- What this task involves -
Among the lines below, count those containing the word "openId". Give the number only.
━━ Provided records ━━
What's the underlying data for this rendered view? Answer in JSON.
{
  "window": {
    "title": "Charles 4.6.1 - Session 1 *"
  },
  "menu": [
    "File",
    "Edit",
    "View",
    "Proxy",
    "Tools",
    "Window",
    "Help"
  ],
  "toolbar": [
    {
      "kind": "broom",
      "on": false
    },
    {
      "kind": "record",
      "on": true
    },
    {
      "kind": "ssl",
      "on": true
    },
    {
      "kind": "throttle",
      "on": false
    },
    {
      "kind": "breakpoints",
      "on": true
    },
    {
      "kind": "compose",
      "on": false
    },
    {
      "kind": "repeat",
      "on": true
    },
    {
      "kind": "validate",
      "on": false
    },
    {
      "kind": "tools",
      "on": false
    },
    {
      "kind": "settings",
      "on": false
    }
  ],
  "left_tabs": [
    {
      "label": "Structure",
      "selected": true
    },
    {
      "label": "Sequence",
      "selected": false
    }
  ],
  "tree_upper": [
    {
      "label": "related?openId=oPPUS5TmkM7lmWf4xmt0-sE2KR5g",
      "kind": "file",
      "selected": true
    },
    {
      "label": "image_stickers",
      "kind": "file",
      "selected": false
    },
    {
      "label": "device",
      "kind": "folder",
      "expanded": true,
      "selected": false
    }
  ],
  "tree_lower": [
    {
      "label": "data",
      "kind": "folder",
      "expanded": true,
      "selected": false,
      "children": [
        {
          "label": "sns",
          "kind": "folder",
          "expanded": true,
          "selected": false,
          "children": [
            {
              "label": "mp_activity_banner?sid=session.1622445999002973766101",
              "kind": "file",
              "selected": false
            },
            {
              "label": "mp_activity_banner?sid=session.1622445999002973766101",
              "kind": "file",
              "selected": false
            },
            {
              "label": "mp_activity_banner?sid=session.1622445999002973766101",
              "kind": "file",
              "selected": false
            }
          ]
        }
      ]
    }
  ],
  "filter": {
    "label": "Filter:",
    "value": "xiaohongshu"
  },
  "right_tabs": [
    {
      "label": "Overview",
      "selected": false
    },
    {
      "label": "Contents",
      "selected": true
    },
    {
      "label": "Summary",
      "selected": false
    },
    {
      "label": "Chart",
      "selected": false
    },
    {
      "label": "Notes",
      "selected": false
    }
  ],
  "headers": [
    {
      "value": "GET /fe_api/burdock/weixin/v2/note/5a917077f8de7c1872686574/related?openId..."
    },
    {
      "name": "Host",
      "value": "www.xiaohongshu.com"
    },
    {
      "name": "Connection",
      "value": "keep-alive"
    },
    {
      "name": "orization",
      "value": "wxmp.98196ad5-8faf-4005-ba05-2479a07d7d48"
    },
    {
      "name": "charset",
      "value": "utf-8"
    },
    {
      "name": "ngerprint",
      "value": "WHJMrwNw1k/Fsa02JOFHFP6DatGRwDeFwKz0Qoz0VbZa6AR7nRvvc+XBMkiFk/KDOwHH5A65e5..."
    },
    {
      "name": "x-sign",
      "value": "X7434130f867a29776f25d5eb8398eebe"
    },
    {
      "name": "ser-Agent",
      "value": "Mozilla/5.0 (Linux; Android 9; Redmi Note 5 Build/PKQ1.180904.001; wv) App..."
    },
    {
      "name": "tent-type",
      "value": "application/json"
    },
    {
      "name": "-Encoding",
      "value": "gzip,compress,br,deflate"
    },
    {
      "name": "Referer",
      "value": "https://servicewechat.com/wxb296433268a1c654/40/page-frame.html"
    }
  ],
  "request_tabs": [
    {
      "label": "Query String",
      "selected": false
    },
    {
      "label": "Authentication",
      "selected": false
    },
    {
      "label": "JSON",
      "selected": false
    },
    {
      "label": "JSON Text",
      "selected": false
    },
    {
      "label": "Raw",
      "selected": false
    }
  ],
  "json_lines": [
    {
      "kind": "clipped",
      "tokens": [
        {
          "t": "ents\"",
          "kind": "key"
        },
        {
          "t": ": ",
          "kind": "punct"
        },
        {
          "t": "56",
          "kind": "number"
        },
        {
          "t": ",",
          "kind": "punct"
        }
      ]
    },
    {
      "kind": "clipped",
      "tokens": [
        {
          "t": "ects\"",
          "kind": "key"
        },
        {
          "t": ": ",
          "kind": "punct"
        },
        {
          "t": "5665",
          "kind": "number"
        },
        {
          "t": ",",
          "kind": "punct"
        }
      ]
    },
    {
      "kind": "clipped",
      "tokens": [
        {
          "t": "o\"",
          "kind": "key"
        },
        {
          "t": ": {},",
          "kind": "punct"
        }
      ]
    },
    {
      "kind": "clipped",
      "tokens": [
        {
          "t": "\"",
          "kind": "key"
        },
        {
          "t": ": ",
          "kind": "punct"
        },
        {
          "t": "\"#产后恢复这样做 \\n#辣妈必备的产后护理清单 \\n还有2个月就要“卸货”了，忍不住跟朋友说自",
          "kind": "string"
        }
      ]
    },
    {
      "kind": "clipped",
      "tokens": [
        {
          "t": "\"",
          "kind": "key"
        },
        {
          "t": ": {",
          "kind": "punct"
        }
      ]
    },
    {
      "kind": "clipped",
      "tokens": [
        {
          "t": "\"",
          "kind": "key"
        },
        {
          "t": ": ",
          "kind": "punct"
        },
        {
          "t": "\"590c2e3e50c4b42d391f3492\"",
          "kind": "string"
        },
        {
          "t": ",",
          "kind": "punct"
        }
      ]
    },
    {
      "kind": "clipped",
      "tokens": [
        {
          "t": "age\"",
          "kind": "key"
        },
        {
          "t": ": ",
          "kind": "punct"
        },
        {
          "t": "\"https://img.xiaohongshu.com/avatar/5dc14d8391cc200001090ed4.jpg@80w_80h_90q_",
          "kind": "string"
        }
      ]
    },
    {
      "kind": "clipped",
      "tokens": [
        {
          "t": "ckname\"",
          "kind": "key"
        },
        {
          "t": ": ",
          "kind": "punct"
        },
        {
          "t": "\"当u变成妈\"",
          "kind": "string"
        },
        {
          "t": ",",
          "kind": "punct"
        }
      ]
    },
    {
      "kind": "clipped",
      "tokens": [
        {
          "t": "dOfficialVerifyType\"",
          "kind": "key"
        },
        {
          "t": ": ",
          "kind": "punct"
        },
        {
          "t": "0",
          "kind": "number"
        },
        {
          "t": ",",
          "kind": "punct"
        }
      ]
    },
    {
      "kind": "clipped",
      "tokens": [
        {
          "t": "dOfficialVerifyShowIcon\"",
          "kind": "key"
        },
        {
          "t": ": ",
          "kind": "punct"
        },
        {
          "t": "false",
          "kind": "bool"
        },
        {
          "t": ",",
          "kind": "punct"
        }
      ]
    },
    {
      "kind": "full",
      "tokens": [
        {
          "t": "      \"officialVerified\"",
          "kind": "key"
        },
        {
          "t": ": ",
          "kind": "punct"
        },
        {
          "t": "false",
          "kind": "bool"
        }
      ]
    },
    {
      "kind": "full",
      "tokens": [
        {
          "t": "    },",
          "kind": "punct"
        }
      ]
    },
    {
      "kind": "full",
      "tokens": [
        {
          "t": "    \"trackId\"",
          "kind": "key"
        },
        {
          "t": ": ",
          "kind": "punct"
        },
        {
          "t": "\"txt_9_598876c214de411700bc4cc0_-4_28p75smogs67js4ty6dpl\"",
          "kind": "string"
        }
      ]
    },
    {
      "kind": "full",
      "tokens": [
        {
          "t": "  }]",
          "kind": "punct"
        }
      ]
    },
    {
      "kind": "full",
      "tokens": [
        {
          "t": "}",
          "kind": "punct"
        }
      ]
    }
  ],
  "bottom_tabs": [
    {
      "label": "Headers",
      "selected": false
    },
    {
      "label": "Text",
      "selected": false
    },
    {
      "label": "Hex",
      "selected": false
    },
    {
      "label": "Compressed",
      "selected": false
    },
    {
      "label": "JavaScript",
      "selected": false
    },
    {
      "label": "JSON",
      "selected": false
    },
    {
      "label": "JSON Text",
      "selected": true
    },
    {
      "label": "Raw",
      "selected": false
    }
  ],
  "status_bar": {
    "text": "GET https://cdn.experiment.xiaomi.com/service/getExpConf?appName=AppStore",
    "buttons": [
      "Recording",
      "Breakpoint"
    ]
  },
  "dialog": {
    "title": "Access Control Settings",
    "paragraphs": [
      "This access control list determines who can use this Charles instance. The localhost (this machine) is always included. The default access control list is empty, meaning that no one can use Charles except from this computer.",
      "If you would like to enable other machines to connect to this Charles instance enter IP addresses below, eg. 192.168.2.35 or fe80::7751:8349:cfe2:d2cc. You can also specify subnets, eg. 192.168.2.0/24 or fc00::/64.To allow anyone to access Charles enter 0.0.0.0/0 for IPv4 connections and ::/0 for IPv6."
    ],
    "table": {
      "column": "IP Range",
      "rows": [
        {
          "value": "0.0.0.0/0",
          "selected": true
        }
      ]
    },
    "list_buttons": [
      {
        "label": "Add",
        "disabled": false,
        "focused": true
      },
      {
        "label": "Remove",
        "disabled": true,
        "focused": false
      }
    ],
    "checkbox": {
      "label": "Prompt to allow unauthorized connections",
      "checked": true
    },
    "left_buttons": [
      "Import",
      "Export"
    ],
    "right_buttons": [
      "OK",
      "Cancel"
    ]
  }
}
━━━
- Answer -
2